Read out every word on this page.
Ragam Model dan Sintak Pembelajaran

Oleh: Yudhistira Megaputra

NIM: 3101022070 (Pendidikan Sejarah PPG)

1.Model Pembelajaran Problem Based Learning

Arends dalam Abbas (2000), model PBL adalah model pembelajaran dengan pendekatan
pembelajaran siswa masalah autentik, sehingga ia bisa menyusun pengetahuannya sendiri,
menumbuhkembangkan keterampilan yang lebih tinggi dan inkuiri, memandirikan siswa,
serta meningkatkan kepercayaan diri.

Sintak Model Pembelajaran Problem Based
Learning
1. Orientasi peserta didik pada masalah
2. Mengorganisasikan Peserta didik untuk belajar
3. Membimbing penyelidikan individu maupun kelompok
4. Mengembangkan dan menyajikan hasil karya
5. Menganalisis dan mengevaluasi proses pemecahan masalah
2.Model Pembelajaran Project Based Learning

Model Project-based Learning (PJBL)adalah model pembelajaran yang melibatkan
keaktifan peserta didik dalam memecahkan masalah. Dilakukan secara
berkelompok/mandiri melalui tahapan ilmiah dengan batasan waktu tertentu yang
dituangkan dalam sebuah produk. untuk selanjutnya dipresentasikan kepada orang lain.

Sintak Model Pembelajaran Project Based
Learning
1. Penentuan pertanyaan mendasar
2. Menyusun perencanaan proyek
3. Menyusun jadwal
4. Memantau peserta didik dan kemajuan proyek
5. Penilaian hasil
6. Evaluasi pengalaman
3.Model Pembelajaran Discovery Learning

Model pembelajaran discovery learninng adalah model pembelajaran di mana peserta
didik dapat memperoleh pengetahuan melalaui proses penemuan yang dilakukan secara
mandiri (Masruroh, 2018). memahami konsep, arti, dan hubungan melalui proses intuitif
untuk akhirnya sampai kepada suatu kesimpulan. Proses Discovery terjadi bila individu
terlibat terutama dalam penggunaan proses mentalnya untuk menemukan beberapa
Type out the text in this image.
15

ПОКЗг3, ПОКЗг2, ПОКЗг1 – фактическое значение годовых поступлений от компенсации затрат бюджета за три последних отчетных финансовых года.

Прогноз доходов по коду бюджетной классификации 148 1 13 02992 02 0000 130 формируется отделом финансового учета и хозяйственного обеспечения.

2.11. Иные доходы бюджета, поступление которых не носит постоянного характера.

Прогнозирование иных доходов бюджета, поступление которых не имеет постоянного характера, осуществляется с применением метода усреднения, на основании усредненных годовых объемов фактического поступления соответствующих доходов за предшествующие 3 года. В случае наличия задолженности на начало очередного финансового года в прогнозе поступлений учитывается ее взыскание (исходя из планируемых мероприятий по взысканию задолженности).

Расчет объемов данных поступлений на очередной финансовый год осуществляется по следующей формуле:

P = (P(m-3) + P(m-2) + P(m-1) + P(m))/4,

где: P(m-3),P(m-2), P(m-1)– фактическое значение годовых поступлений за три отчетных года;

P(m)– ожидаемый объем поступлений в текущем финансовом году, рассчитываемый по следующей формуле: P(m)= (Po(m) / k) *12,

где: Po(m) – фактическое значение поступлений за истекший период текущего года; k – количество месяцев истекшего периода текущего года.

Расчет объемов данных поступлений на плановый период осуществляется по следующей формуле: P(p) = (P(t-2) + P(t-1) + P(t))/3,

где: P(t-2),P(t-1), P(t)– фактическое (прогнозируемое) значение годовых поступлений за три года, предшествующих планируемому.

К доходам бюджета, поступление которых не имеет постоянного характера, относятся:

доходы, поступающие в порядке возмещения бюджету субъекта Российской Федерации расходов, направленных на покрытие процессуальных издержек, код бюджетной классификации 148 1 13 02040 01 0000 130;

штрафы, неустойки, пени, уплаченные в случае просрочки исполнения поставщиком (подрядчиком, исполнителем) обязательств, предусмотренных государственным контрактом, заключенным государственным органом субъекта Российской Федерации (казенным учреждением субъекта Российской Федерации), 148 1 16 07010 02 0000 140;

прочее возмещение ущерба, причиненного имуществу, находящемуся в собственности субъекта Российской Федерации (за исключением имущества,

....

Report each line of the material above where the word "Problem" appears.

1.Model Pembelajaran Problem Based Learning
Sintak Model Pembelajaran Problem Based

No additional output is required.